== What you will do ==
Of the lines in the records that follow, how many include the word "JSON"? Answer with a bare number.

== Data for processing ==
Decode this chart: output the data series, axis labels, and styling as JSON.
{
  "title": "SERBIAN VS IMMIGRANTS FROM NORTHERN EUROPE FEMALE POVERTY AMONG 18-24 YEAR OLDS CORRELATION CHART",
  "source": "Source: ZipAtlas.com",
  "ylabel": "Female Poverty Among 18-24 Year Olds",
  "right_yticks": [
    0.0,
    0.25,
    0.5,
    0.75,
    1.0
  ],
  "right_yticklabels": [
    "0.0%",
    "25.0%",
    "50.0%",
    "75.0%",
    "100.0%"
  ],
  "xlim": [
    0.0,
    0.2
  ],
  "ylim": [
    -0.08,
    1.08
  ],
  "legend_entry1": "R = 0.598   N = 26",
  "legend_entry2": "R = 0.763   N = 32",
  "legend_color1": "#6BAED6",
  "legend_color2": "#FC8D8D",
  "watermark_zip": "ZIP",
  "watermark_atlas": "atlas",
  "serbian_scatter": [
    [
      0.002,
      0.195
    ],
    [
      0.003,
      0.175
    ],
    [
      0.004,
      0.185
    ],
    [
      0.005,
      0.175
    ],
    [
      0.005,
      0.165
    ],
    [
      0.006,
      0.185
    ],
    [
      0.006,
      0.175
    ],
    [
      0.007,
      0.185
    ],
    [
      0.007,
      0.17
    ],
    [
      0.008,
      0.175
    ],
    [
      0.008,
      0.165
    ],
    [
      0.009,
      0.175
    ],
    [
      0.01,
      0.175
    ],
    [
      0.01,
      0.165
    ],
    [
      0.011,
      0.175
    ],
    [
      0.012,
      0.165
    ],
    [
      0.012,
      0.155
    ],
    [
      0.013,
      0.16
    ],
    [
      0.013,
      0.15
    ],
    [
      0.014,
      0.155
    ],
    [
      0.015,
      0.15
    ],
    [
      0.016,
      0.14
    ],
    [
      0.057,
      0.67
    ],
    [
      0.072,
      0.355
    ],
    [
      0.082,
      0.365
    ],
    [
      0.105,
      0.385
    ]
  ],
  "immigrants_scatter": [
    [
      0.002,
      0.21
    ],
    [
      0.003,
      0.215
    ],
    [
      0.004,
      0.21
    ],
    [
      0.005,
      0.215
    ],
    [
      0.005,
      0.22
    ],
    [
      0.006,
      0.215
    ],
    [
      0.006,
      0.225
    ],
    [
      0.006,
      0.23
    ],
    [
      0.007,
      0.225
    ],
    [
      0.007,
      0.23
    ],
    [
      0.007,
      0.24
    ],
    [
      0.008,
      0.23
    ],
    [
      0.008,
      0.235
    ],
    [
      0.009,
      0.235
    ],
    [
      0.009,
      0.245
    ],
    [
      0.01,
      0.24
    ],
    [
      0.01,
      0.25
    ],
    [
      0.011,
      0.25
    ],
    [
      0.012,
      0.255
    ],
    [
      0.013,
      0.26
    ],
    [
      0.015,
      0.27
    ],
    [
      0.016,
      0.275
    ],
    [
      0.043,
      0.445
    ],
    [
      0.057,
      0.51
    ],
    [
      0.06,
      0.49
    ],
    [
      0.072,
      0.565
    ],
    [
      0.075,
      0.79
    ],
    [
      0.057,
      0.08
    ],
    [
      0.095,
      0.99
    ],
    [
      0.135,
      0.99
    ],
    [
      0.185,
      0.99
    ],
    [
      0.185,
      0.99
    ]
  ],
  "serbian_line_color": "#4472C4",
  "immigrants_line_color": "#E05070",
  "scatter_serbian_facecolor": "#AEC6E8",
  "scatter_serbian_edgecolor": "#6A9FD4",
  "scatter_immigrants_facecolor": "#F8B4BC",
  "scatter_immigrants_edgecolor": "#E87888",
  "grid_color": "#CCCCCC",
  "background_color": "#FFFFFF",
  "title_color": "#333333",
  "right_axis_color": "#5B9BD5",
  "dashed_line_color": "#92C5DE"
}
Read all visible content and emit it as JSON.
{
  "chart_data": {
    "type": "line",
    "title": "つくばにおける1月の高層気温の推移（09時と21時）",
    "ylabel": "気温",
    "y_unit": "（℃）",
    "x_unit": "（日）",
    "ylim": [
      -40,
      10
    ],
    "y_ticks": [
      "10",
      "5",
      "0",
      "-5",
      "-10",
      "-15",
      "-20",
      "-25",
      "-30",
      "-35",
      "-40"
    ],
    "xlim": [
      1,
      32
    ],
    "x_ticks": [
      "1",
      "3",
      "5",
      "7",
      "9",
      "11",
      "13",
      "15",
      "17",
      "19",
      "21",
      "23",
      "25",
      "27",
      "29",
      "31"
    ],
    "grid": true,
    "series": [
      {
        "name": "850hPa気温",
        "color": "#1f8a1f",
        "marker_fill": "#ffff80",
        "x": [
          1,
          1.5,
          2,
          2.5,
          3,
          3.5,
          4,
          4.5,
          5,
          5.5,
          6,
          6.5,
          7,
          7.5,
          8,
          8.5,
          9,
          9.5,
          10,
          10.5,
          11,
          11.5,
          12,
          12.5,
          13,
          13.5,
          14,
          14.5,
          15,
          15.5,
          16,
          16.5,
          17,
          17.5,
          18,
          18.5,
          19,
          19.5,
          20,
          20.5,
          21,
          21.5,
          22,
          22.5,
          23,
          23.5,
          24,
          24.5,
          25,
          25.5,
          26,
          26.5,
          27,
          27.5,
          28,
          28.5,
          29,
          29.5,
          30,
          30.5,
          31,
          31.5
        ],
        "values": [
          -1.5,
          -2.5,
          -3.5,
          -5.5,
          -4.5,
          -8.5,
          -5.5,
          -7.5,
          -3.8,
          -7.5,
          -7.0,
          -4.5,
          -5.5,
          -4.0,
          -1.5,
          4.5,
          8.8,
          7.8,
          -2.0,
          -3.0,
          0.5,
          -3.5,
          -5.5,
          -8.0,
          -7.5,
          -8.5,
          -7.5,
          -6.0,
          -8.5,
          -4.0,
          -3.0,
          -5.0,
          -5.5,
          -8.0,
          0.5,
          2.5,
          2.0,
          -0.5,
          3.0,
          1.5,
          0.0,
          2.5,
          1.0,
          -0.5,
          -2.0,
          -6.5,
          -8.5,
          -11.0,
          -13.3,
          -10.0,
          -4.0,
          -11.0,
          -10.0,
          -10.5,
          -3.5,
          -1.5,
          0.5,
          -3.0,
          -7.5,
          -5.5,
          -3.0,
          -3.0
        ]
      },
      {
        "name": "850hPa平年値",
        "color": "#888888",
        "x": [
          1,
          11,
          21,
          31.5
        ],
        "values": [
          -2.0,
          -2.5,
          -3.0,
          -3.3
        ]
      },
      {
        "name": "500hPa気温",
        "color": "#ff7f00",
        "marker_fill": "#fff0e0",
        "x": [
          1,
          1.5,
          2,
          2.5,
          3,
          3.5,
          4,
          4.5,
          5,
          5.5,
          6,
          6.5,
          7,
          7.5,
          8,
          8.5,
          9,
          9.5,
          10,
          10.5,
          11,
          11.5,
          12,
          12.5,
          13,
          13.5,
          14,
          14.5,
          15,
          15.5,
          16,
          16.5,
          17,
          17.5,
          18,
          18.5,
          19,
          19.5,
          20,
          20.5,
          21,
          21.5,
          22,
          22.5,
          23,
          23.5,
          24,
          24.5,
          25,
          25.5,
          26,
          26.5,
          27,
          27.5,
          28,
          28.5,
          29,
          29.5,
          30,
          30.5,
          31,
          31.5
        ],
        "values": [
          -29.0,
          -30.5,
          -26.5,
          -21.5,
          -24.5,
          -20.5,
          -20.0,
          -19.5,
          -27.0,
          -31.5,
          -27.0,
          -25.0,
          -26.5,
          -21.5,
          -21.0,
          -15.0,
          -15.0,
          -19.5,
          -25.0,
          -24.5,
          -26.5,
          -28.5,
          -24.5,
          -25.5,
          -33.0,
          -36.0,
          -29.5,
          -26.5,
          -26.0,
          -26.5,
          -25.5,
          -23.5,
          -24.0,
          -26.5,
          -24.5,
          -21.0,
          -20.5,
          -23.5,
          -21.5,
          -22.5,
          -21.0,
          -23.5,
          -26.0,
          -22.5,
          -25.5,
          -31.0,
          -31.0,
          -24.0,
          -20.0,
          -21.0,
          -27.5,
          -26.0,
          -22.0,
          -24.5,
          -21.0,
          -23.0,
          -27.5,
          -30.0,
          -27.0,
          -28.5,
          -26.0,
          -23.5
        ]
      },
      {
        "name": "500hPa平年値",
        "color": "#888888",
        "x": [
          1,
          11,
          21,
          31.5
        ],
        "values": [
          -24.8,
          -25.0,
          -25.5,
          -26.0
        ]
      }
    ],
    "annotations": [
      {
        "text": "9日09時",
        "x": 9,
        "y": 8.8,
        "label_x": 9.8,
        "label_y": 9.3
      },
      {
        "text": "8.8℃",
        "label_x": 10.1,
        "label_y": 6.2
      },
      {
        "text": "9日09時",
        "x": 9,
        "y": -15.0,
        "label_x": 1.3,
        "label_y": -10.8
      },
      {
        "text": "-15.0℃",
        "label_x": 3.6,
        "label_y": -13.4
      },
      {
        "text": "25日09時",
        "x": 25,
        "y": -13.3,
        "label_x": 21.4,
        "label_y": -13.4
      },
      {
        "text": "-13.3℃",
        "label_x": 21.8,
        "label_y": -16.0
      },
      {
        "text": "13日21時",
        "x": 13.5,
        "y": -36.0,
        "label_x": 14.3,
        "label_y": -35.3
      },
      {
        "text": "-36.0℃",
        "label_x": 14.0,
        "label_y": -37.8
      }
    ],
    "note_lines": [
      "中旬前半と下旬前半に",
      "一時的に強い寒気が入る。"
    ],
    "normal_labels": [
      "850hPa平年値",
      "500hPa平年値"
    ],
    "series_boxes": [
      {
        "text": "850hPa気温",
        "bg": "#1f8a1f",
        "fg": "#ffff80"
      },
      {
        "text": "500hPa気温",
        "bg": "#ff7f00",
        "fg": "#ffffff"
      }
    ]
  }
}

== Final answer ==
2